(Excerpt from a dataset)
▬▬▬▬▬▬▬▬▬▬

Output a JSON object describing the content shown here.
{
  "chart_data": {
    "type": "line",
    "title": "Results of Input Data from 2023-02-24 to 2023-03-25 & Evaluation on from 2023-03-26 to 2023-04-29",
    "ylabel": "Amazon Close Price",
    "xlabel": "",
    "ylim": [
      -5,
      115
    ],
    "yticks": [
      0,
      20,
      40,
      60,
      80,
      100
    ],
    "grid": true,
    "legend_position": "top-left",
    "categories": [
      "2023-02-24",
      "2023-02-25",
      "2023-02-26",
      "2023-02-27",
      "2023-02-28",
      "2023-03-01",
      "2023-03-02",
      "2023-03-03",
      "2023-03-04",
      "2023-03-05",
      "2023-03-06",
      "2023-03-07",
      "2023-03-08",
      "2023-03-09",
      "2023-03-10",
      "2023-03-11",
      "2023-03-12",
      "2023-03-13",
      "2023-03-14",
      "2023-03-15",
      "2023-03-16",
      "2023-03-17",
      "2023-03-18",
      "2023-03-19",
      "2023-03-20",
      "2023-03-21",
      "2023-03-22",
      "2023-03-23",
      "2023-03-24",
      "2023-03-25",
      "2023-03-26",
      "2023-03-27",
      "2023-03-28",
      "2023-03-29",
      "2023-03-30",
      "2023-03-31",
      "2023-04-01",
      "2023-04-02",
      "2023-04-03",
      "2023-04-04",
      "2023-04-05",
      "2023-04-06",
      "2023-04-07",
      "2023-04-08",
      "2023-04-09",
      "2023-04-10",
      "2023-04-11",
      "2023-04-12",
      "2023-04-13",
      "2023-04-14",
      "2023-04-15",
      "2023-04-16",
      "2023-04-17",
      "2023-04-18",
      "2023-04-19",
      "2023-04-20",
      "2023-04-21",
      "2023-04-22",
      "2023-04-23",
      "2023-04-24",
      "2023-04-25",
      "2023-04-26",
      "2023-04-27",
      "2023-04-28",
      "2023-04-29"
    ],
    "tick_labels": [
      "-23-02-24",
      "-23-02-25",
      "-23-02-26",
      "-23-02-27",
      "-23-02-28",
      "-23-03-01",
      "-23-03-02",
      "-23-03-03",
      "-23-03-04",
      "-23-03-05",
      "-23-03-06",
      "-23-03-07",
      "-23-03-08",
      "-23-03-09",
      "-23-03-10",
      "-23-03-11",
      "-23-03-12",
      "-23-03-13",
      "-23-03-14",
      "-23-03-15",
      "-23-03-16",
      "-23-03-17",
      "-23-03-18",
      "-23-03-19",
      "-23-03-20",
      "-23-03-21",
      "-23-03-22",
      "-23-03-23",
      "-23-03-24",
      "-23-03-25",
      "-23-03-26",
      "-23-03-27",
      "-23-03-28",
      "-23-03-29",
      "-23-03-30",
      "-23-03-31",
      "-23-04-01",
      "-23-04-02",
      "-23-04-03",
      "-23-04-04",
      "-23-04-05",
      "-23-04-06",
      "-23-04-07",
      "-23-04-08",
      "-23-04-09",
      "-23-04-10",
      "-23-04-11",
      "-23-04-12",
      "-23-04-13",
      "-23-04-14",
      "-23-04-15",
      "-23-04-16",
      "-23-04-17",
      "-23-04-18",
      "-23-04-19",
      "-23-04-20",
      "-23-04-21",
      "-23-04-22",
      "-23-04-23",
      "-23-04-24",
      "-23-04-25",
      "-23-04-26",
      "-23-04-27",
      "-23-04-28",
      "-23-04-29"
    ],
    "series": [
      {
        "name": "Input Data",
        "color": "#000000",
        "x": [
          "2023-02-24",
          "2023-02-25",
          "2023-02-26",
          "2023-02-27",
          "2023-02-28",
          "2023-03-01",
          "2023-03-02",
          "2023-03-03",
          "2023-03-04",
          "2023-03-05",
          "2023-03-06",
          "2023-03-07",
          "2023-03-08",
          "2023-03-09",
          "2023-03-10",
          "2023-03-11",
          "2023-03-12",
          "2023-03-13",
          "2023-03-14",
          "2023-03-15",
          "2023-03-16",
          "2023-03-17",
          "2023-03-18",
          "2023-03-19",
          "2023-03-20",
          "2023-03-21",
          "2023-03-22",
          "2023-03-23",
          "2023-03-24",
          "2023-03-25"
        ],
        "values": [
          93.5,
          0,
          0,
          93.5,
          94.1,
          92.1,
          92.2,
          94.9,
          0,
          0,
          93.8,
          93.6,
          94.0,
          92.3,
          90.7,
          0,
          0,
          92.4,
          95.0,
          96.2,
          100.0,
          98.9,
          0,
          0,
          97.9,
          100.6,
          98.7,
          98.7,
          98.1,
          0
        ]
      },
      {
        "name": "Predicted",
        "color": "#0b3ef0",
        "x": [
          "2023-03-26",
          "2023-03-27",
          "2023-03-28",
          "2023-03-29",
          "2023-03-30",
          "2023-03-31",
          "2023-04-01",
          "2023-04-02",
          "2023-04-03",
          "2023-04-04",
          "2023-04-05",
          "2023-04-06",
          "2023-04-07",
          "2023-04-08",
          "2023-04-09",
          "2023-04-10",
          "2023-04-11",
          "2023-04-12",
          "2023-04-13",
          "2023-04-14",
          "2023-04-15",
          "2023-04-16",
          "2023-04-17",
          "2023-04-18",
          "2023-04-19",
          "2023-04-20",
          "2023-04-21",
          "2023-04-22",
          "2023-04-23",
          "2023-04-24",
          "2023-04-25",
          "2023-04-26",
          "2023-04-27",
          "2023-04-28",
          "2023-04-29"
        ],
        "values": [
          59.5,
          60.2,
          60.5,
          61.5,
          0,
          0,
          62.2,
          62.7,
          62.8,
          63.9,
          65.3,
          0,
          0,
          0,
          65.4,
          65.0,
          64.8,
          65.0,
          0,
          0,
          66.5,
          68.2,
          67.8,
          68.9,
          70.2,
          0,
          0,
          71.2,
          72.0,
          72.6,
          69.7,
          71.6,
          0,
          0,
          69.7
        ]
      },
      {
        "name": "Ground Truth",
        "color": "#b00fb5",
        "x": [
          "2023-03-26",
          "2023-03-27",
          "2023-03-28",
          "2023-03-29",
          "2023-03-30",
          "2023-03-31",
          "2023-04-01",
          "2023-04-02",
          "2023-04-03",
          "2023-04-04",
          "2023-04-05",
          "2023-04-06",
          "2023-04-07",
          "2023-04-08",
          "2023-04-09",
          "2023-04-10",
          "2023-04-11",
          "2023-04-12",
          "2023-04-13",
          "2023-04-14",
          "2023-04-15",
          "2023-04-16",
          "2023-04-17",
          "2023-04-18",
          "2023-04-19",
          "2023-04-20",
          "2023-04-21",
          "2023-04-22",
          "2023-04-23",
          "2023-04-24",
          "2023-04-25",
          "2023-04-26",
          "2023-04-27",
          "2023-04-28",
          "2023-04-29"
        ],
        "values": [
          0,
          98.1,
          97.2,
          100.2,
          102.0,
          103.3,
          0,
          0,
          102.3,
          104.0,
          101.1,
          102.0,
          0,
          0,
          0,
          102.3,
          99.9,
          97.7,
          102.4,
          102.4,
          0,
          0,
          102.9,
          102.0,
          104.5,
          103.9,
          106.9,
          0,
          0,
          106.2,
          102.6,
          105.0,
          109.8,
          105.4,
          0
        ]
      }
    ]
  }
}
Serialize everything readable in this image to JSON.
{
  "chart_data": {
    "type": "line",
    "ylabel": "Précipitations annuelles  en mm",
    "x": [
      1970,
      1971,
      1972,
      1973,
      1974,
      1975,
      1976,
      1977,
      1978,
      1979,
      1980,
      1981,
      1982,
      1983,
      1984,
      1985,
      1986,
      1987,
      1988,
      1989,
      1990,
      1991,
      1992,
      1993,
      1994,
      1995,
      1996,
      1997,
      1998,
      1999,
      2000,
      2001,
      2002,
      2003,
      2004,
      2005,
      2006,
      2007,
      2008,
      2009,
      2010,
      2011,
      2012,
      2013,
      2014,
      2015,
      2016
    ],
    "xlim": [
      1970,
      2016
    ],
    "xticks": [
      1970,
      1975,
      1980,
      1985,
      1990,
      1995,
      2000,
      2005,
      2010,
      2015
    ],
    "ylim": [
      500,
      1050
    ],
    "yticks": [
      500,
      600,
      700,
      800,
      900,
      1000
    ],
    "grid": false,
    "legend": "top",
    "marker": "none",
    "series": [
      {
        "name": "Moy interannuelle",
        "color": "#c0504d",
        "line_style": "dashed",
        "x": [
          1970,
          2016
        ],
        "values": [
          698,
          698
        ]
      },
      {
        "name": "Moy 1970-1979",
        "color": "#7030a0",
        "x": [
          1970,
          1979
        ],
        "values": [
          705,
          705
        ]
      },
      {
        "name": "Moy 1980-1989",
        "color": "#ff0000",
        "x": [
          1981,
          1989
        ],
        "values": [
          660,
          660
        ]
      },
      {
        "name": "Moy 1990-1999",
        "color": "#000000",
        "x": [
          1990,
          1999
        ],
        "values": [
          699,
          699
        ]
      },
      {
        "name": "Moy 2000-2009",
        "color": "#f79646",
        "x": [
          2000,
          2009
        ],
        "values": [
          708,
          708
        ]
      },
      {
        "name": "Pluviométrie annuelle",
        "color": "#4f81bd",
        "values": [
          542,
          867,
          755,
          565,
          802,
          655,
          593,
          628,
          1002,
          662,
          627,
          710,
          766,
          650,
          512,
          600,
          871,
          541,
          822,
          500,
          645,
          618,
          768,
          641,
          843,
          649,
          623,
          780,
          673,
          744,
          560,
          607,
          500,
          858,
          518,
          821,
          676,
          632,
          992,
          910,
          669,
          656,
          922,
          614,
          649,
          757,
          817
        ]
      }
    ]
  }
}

▬▬▬▬▬▬▬▬▬▬

Job:
Search the data for the word "Input" and copy each line where it appears.

The response:
    "title": "Results of Input Data from 2023-02-24 to 2023-03-25 & Evaluation on from 2023-03-26 to 2023-04-29",
        "name": "Input Data",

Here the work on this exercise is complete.